Print the data exactly, leaving nothing out.
::::
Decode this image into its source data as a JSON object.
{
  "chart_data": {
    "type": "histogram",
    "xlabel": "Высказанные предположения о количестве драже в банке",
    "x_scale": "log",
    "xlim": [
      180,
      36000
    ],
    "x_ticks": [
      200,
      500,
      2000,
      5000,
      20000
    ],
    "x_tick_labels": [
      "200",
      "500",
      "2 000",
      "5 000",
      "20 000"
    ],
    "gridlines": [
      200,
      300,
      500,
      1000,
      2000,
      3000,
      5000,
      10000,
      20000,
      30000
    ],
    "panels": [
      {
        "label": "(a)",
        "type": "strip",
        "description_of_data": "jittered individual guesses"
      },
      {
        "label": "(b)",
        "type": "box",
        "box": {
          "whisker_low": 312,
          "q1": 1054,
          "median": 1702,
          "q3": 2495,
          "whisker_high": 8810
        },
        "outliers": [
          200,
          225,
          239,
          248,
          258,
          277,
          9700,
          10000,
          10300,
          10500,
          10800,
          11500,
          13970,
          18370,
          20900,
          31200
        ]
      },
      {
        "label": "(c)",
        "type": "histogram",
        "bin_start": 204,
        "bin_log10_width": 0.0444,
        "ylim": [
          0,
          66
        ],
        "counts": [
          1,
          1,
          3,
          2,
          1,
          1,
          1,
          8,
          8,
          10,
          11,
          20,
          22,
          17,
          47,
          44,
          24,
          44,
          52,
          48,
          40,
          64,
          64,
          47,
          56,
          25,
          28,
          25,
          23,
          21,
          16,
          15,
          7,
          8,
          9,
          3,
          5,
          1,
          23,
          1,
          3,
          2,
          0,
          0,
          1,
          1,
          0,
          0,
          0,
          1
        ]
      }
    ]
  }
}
::::
_CORRECT RESULT:_
Decode this image into its source data as a JSON object.
{
  "chart_data": {
    "type": "histogram",
    "xlabel": "Высказанные предположения о количестве драже в банке",
    "x_scale": "log",
    "xlim": [
      180,
      36000
    ],
    "x_ticks": [
      200,
      500,
      2000,
      5000,
      20000
    ],
    "x_tick_labels": [
      "200",
      "500",
      "2 000",
      "5 000",
      "20 000"
    ],
    "gridlines": [
      200,
      300,
      500,
      1000,
      2000,
      3000,
      5000,
      10000,
      20000,
      30000
    ],
    "panels": [
      {
        "label": "(a)",
        "type": "strip",
        "description_of_data": "jittered individual guesses"
      },
      {
        "label": "(b)",
        "type": "box",
        "box": {
          "whisker_low": 312,
          "q1": 1054,
          "median": 1702,
          "q3": 2495,
          "whisker_high": 8810
        },
        "outliers": [
          200,
          225,
          239,
          248,
          258,
          277,
          9700,
          10000,
          10300,
          10500,
          10800,
          11500,
          13970,
          18370,
          20900,
          31200
        ]
      },
      {
        "label": "(c)",
        "type": "histogram",
        "bin_start": 204,
        "bin_log10_width": 0.0444,
        "ylim": [
          0,
          66
        ],
        "counts": [
          1,
          1,
          3,
          2,
          1,
          1,
          1,
          8,
          8,
          10,
          11,
          20,
          22,
          17,
          47,
          44,
          24,
          44,
          52,
          48,
          40,
          64,
          64,
          47,
          56,
          25,
          28,
          25,
          23,
          21,
          16,
          15,
          7,
          8,
          9,
          3,
          5,
          1,
          23,
          1,
          3,
          2,
          0,
          0,
          1,
          1,
          0,
          0,
          0,
          1
        ]
      }
    ]
  }
}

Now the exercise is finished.